### The exercise
In the records that follow, show each line where the word "from" is present.
==============================
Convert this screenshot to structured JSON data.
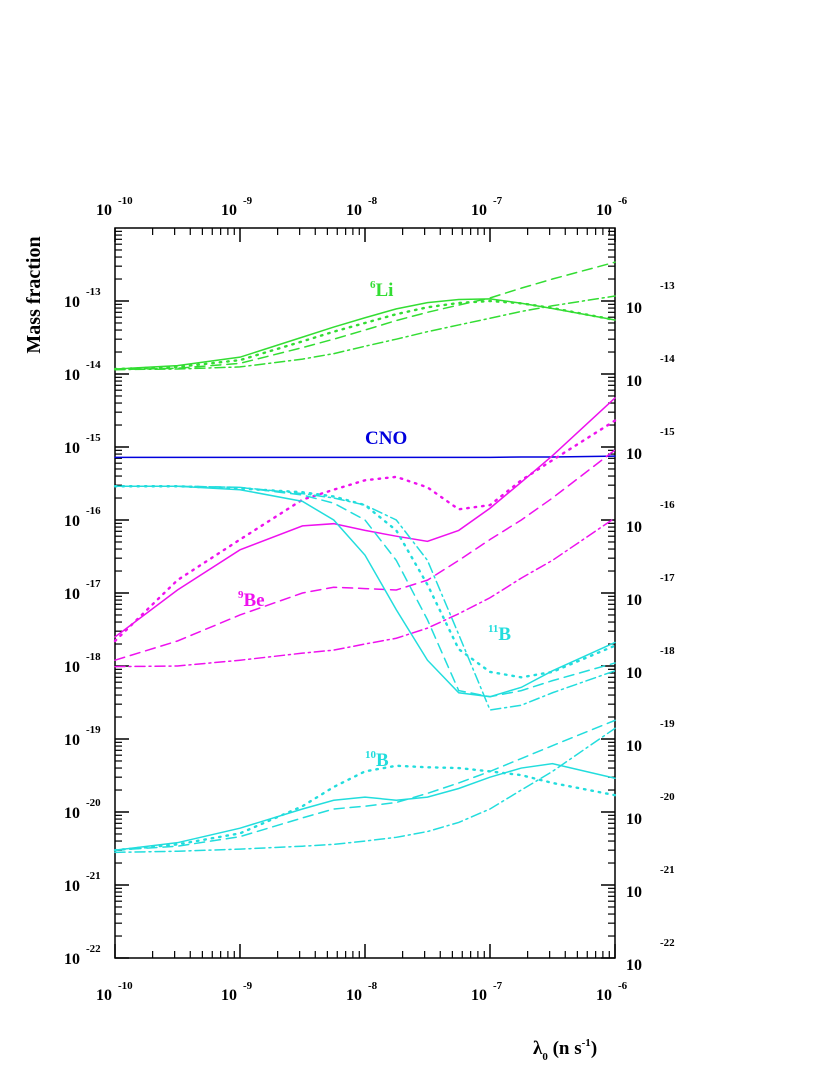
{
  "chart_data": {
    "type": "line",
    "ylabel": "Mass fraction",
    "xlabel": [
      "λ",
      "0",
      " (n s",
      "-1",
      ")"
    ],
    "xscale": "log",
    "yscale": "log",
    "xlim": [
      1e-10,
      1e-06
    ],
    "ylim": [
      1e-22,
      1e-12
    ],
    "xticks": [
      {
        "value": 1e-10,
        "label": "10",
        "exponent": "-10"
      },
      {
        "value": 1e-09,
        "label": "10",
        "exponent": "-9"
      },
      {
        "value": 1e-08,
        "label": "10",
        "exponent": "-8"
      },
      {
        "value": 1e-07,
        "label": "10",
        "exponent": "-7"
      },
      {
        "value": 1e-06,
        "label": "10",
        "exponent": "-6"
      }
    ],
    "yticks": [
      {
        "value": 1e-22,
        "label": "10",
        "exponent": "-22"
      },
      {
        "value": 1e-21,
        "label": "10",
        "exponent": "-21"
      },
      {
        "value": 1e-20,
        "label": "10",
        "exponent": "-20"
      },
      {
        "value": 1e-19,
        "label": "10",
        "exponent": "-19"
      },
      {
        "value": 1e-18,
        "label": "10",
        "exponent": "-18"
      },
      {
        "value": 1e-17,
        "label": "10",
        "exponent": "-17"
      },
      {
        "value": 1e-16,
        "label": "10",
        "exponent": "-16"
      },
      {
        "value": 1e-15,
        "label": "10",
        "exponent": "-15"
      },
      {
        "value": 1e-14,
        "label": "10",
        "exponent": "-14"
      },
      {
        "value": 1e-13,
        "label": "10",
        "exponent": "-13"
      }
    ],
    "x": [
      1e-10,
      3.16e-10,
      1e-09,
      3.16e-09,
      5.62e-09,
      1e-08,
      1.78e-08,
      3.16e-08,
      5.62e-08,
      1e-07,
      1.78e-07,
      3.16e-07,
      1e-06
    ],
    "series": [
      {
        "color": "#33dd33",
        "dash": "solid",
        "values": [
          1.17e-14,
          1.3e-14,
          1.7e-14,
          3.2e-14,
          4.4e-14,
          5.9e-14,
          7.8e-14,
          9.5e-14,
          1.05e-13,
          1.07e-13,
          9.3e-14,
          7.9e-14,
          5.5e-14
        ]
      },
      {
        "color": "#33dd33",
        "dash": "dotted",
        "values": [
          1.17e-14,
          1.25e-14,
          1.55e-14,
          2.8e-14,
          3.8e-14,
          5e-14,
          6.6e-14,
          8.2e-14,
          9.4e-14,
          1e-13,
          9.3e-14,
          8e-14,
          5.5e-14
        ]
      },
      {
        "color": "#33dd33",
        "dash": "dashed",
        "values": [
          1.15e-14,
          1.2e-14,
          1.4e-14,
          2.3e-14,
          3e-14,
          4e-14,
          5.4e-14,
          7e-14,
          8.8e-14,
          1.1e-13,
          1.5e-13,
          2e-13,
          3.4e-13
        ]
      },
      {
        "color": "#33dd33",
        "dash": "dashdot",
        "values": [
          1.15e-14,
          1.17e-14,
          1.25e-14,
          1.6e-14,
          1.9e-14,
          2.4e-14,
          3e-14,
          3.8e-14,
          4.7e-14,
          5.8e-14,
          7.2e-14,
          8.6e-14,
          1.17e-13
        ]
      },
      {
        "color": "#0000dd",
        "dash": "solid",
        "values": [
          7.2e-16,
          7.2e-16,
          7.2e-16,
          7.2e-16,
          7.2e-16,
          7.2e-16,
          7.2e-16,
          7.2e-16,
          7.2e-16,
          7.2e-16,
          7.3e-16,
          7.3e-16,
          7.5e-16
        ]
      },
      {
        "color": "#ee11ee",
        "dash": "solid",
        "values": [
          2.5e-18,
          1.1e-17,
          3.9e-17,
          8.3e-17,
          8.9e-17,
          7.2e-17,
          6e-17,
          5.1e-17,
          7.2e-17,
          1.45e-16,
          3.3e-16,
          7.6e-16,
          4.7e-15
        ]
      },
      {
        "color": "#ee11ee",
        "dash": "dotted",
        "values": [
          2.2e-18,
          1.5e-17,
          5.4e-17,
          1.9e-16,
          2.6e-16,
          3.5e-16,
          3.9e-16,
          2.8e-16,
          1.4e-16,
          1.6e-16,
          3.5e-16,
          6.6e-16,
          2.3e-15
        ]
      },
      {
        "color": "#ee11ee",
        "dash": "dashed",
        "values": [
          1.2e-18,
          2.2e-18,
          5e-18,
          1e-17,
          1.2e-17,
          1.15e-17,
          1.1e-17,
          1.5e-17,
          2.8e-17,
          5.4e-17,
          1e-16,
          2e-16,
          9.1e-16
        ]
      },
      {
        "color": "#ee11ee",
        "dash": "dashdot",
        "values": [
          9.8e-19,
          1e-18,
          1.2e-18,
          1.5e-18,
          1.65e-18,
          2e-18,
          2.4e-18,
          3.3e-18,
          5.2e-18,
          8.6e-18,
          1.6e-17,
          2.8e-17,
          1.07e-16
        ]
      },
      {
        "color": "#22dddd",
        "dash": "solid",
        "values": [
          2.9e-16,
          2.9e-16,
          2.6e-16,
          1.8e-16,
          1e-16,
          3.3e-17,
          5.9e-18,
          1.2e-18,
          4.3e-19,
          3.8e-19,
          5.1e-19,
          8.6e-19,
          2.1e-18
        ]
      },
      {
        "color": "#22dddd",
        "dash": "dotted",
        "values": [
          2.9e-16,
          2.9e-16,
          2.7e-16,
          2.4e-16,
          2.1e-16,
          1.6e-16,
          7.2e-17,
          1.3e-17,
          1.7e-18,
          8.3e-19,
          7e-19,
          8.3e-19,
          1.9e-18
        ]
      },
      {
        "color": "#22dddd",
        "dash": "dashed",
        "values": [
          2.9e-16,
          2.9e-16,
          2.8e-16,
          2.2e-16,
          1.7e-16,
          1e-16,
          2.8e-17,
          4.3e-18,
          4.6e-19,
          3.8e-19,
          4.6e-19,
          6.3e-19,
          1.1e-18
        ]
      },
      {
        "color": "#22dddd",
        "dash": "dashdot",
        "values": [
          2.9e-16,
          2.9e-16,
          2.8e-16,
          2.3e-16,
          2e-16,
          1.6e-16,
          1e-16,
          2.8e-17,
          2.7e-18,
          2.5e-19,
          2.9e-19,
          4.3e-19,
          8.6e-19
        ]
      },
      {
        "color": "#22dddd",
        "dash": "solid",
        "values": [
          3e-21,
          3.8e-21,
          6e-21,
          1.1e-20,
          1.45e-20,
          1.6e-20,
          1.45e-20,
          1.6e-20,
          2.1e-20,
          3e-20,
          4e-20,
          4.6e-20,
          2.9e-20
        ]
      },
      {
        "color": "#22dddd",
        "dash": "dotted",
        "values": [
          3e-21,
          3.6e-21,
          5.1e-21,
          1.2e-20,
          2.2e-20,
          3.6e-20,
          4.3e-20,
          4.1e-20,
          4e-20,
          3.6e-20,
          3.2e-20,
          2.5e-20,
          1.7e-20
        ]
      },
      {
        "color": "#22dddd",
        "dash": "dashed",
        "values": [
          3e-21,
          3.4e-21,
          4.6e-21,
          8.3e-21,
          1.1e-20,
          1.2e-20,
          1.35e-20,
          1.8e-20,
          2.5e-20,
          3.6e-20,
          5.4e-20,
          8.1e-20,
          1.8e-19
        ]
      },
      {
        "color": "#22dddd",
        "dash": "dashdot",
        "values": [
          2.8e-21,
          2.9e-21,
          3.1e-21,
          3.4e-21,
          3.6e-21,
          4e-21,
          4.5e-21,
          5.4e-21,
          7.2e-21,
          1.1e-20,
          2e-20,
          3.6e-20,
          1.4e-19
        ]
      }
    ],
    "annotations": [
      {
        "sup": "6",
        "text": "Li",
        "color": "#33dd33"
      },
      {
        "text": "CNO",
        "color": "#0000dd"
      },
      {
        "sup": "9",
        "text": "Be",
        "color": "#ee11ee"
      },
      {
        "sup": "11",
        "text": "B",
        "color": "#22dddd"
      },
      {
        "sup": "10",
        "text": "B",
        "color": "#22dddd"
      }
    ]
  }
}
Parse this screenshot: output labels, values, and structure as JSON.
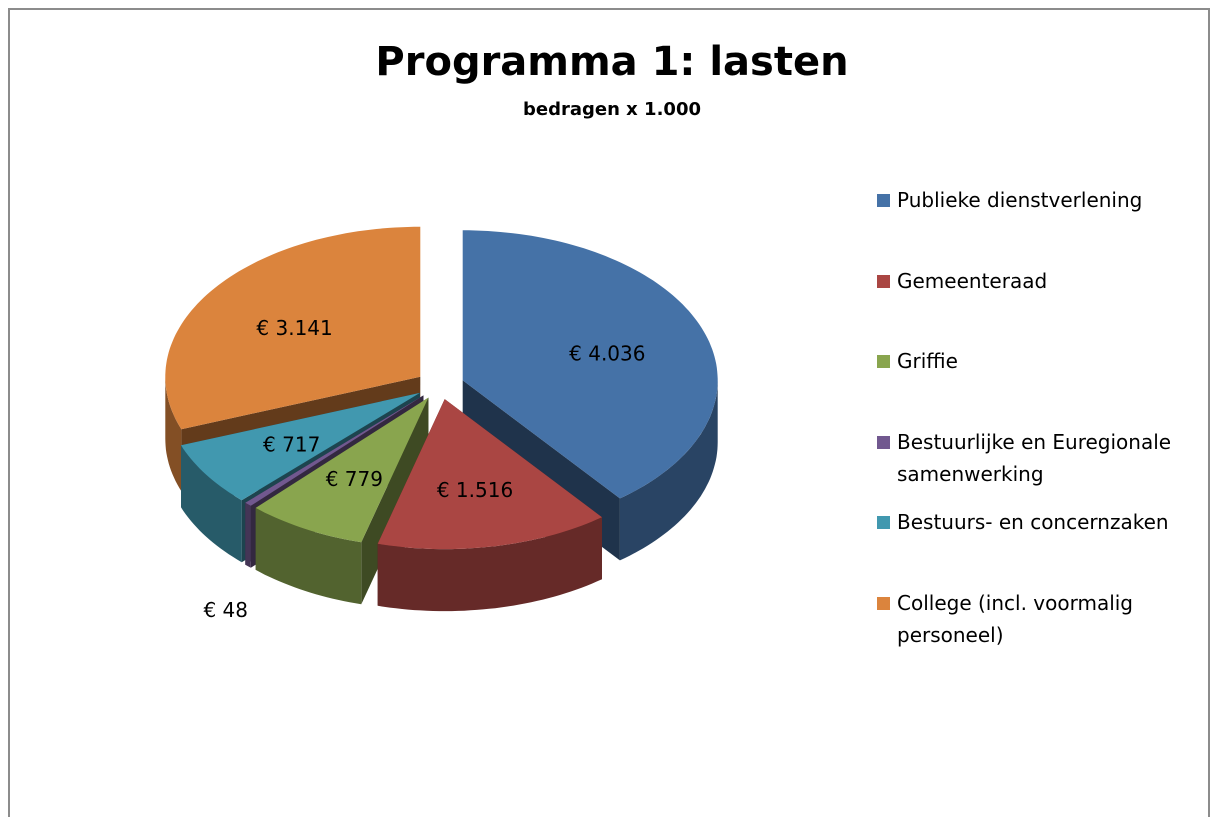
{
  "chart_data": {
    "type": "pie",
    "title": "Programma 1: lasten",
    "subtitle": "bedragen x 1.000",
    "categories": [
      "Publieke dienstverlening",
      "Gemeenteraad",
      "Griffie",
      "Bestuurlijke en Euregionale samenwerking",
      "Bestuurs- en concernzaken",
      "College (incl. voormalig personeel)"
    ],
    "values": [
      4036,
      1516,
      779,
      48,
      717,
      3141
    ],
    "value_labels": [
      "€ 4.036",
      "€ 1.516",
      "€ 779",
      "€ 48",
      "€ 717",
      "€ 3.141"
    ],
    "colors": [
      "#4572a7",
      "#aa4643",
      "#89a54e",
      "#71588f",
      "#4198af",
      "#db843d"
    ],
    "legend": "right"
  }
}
==============================
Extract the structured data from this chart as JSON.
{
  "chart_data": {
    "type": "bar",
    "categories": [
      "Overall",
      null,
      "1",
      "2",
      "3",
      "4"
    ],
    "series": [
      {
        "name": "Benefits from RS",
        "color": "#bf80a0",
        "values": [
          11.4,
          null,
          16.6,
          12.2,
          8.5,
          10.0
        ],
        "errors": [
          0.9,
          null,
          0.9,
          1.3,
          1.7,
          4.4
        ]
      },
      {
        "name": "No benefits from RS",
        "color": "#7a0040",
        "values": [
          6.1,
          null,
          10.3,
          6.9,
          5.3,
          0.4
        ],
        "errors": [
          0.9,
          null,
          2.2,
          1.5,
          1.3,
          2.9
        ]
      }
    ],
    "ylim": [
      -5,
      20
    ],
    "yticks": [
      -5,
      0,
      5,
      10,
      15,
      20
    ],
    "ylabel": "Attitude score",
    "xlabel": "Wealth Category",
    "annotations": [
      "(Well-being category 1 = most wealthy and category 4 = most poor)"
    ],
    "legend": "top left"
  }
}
==============================
### Output for this exercise
Extract the structured data from this chart as JSON.
        "name": "Benefits from RS",
        "name": "No benefits from RS",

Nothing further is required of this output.